═══ MATERIAL FOR THE TASK

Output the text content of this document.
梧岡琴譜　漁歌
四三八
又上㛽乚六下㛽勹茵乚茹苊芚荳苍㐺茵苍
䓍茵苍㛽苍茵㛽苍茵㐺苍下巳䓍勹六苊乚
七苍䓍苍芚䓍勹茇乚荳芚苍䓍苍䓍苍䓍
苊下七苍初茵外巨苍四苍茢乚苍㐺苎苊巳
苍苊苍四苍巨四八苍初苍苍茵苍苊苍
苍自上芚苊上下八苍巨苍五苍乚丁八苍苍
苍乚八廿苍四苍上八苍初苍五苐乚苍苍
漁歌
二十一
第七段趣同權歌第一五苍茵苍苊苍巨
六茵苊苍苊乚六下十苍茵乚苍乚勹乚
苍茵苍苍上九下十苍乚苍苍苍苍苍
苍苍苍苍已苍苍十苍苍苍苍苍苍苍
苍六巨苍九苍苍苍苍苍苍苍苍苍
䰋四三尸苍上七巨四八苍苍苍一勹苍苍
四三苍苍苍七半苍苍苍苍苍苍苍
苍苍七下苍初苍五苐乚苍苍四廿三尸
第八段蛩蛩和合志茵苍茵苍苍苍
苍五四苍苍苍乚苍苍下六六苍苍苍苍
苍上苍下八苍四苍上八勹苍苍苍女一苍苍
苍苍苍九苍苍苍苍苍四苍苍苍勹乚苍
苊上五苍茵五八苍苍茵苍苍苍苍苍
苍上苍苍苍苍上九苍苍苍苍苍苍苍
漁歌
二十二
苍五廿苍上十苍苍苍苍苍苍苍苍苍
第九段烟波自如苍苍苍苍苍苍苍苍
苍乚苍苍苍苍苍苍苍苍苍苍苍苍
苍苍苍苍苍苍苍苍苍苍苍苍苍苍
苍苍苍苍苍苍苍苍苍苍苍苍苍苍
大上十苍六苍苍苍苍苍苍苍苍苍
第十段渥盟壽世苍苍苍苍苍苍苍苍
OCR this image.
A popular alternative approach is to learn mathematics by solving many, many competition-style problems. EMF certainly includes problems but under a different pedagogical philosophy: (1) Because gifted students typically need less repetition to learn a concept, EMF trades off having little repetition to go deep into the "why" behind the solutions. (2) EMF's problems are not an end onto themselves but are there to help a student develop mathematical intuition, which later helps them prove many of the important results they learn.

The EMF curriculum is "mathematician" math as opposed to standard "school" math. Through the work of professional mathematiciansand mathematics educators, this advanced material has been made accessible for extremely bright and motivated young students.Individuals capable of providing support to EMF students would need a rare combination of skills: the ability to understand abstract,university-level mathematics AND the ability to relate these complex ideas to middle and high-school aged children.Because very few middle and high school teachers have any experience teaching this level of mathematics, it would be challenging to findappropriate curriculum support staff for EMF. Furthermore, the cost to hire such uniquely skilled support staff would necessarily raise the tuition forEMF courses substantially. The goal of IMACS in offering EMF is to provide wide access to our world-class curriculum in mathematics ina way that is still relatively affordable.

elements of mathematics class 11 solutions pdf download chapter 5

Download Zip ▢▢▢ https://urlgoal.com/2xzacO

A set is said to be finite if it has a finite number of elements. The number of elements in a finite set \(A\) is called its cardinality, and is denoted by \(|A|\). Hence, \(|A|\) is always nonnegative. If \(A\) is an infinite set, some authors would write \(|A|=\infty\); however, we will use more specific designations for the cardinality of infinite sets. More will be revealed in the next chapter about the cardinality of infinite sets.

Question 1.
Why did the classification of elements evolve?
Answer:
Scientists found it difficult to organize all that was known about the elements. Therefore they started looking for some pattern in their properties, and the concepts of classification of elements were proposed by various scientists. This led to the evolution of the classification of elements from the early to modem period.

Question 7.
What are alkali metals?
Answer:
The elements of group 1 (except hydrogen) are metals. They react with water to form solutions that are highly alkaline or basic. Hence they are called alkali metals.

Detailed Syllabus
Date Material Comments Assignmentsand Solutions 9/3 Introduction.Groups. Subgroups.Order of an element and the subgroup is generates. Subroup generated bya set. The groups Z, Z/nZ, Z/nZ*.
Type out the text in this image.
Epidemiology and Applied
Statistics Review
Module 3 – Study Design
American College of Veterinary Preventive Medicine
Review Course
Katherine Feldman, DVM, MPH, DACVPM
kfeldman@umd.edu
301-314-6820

══════

- _AIM_
Make a verbatim copy of every entry shown above.

- _WRITTEN RESPONSE_
Output the text content of this document.
梧岡琴譜　漁歌
四三八
又上㛽乚六下㛽勹茵乚茹苊芚荳苍㐺茵苍
䓍茵苍㛽苍茵㛽苍茵㐺苍下巳䓍勹六苊乚
七苍䓍苍芚䓍勹茇乚荳芚苍䓍苍䓍苍䓍
苊下七苍初茵外巨苍四苍茢乚苍㐺苎苊巳
苍苊苍四苍巨四八苍初苍苍茵苍苊苍
苍自上芚苊上下八苍巨苍五苍乚丁八苍苍
苍乚八廿苍四苍上八苍初苍五苐乚苍苍
漁歌
二十一
第七段趣同權歌第一五苍茵苍苊苍巨
六茵苊苍苊乚六下十苍茵乚苍乚勹乚
苍茵苍苍上九下十苍乚苍苍苍苍苍
苍苍苍苍已苍苍十苍苍苍苍苍苍苍
苍六巨苍九苍苍苍苍苍苍苍苍苍
䰋四三尸苍上七巨四八苍苍苍一勹苍苍
四三苍苍苍七半苍苍苍苍苍苍苍
苍苍七下苍初苍五苐乚苍苍四廿三尸
第八段蛩蛩和合志茵苍茵苍苍苍
苍五四苍苍苍乚苍苍下六六苍苍苍苍
苍上苍下八苍四苍上八勹苍苍苍女一苍苍
苍苍苍九苍苍苍苍苍四苍苍苍勹乚苍
苊上五苍茵五八苍苍茵苍苍苍苍苍
苍上苍苍苍苍上九苍苍苍苍苍苍苍
漁歌
二十二
苍五廿苍上十苍苍苍苍苍苍苍苍苍
第九段烟波自如苍苍苍苍苍苍苍苍
苍乚苍苍苍苍苍苍苍苍苍苍苍苍
苍苍苍苍苍苍苍苍苍苍苍苍苍苍
苍苍苍苍苍苍苍苍苍苍苍苍苍苍
大上十苍六苍苍苍苍苍苍苍苍苍
第十段渥盟壽世苍苍苍苍苍苍苍苍
OCR this image.
A popular alternative approach is to learn mathematics by solving many, many competition-style problems. EMF certainly includes problems but under a different pedagogical philosophy: (1) Because gifted students typically need less repetition to learn a concept, EMF trades off having little repetition to go deep into the "why" behind the solutions. (2) EMF's problems are not an end onto themselves but are there to help a student develop mathematical intuition, which later helps them prove many of the important results they learn.

The EMF curriculum is "mathematician" math as opposed to standard "school" math. Through the work of professional mathematiciansand mathematics educators, this advanced material has been made accessible for extremely bright and motivated young students.Individuals capable of providing support to EMF students would need a rare combination of skills: the ability to understand abstract,university-level mathematics AND the ability to relate these complex ideas to middle and high-school aged children.Because very few middle and high school teachers have any experience teaching this level of mathematics, it would be challenging to findappropriate curriculum support staff for EMF. Furthermore, the cost to hire such uniquely skilled support staff would necessarily raise the tuition forEMF courses substantially. The goal of IMACS in offering EMF is to provide wide access to our world-class curriculum in mathematics ina way that is still relatively affordable.

elements of mathematics class 11 solutions pdf download chapter 5

Download Zip ▢▢▢ https://urlgoal.com/2xzacO

A set is said to be finite if it has a finite number of elements. The number of elements in a finite set \(A\) is called its cardinality, and is denoted by \(|A|\). Hence, \(|A|\) is always nonnegative. If \(A\) is an infinite set, some authors would write \(|A|=\infty\); however, we will use more specific designations for the cardinality of infinite sets. More will be revealed in the next chapter about the cardinality of infinite sets.

Question 1.
Why did the classification of elements evolve?
Answer:
Scientists found it difficult to organize all that was known about the elements. Therefore they started looking for some pattern in their properties, and the concepts of classification of elements were proposed by various scientists. This led to the evolution of the classification of elements from the early to modem period.

Question 7.
What are alkali metals?
Answer:
The elements of group 1 (except hydrogen) are metals. They react with water to form solutions that are highly alkaline or basic. Hence they are called alkali metals.

Detailed Syllabus
Date Material Comments Assignmentsand Solutions 9/3 Introduction.Groups. Subgroups.Order of an element and the subgroup is generates. Subroup generated bya set. The groups Z, Z/nZ, Z/nZ*.
Type out the text in this image.
Epidemiology and Applied
Statistics Review
Module 3 – Study Design
American College of Veterinary Preventive Medicine
Review Course
Katherine Feldman, DVM, MPH, DACVPM
kfeldman@umd.edu
301-314-6820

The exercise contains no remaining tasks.